Items from a dataset:
▶

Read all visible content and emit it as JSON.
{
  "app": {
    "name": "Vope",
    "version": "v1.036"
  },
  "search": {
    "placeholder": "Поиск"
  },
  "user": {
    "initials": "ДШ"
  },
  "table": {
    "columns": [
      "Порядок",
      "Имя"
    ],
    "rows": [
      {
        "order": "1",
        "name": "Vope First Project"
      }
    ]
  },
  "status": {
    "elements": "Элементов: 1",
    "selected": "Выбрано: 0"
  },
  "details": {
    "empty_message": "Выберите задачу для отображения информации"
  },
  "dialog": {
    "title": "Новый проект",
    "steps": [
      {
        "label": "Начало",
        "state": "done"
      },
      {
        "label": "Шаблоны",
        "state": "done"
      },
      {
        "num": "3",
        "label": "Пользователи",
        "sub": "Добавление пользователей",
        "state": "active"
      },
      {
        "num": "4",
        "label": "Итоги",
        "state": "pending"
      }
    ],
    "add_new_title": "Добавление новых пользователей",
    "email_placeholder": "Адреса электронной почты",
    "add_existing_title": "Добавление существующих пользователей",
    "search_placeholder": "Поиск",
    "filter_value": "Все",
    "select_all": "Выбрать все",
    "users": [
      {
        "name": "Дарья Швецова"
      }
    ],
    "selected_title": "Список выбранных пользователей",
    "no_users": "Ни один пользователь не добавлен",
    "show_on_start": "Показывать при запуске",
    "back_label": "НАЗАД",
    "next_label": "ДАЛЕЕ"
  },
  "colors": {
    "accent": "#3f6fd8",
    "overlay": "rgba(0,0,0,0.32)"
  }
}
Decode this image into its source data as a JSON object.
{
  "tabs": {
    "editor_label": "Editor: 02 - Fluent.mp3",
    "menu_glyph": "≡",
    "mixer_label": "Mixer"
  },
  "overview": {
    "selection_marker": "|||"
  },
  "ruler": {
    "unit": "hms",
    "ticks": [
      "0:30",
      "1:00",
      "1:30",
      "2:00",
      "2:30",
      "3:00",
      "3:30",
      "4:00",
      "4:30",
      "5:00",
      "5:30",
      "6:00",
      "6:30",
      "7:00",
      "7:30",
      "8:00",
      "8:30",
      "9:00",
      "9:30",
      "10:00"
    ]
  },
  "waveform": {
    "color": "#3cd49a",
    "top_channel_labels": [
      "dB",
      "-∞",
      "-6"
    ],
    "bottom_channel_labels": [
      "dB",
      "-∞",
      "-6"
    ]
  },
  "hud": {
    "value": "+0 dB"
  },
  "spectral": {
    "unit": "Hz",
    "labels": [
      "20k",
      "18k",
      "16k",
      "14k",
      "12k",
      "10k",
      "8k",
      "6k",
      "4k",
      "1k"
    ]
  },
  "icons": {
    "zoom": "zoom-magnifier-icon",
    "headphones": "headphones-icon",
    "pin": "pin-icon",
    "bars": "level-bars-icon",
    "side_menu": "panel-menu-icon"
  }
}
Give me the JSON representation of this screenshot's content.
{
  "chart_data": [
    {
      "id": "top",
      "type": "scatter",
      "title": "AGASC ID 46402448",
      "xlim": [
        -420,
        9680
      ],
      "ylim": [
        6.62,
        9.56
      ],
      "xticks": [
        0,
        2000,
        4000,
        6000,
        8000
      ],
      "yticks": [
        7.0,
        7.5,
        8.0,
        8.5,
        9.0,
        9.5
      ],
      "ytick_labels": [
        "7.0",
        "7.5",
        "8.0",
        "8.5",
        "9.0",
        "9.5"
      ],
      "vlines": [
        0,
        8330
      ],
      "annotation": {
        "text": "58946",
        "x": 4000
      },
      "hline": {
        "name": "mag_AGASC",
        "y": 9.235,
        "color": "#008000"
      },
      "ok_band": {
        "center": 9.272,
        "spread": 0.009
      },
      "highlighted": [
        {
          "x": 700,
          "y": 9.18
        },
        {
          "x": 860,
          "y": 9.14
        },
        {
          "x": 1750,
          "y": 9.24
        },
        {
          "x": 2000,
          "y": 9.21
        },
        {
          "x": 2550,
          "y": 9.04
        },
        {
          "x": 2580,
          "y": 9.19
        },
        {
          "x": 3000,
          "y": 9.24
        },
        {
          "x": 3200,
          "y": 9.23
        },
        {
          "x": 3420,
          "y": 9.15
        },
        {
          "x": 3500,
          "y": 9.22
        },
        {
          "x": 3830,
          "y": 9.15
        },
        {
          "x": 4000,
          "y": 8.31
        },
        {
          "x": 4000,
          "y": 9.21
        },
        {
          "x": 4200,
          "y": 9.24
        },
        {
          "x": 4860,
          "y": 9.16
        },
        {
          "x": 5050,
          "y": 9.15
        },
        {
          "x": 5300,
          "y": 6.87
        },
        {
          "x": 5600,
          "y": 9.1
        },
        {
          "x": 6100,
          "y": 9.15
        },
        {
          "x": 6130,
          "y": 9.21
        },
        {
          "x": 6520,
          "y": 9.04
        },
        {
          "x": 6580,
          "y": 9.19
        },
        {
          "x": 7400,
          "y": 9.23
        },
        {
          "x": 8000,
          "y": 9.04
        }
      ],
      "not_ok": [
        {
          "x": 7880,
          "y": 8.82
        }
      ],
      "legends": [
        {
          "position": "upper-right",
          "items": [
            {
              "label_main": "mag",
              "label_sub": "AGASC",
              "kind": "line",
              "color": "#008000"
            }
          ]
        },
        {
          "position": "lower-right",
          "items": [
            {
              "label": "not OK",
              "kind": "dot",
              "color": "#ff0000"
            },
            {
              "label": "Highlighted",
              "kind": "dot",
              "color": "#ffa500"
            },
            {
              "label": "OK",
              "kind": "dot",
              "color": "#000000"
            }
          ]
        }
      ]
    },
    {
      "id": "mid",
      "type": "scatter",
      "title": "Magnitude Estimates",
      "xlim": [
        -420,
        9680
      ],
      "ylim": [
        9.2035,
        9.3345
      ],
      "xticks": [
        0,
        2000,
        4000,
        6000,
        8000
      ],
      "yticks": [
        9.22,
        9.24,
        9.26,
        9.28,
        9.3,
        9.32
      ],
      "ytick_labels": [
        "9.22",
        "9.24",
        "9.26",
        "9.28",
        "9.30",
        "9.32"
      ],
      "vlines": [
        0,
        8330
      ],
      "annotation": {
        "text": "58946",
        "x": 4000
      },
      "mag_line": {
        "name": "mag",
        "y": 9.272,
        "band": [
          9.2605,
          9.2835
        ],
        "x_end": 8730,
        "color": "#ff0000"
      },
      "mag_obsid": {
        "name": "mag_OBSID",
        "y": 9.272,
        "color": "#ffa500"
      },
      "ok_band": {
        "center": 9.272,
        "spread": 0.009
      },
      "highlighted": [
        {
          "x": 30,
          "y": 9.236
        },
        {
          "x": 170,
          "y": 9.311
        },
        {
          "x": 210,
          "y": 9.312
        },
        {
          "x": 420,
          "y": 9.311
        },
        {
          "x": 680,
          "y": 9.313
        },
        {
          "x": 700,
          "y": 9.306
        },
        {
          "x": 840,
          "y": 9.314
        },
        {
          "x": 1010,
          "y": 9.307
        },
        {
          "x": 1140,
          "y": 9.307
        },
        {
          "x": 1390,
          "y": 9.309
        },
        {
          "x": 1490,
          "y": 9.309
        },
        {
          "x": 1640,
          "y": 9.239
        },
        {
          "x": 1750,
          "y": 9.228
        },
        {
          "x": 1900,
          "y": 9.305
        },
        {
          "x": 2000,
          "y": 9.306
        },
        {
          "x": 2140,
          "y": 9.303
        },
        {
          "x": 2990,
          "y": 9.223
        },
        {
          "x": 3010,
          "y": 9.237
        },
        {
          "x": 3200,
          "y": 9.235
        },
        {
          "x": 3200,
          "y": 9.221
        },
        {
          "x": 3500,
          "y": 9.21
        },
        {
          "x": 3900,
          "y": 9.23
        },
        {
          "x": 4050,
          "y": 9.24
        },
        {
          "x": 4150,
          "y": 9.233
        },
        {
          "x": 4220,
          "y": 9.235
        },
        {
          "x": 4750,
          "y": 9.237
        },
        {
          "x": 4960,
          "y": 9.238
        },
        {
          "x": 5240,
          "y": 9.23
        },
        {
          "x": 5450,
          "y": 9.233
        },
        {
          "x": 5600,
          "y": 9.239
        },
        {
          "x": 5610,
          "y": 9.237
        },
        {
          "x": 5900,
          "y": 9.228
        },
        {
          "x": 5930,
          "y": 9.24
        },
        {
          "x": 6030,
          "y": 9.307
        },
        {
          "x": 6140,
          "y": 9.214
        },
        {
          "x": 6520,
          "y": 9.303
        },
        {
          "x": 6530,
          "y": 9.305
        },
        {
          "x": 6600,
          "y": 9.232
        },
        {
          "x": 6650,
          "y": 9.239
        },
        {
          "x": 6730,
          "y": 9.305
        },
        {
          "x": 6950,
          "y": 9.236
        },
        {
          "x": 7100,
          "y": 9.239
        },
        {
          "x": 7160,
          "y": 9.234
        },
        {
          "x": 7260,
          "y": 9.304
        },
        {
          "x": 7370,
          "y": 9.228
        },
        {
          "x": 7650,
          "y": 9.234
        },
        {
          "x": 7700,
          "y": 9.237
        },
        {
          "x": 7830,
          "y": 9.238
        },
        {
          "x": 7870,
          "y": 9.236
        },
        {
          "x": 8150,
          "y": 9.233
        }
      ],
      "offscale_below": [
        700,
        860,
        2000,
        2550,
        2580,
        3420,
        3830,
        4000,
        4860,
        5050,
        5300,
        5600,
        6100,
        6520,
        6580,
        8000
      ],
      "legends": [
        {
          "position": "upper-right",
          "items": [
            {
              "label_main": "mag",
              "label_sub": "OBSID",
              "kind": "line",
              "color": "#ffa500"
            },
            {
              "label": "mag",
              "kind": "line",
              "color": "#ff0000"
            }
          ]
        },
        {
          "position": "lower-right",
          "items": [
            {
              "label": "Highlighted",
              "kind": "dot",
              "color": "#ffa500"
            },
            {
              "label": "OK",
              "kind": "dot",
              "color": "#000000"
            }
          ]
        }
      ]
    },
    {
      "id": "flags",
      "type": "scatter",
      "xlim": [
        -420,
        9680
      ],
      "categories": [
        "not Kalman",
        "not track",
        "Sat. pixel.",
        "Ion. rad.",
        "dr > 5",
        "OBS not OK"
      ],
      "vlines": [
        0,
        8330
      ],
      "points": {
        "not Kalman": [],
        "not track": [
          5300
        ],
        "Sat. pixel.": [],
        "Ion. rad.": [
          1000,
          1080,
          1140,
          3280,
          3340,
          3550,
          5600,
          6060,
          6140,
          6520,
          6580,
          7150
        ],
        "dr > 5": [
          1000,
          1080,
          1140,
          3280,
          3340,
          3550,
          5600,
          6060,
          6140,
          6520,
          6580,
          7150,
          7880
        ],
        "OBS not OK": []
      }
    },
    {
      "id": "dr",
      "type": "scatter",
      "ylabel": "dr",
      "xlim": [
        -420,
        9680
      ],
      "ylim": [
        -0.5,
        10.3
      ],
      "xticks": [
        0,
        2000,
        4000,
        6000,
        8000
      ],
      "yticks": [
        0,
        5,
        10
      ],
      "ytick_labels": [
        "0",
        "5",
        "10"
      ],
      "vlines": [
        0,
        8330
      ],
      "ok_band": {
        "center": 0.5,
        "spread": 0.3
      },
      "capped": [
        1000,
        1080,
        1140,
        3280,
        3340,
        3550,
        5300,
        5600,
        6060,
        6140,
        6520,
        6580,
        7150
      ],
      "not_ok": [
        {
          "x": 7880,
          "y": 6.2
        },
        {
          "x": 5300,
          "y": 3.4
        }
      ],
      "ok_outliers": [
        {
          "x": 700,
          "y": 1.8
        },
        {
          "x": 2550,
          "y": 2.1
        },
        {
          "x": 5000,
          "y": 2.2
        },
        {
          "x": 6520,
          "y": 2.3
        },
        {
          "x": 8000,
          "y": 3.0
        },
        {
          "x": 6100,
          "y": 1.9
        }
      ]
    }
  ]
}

◀

Work to do
Scan the data above and copy every line with "this" in it.

Completed exercise
Decode this image into its source data as a JSON object.
Give me the JSON representation of this screenshot's content.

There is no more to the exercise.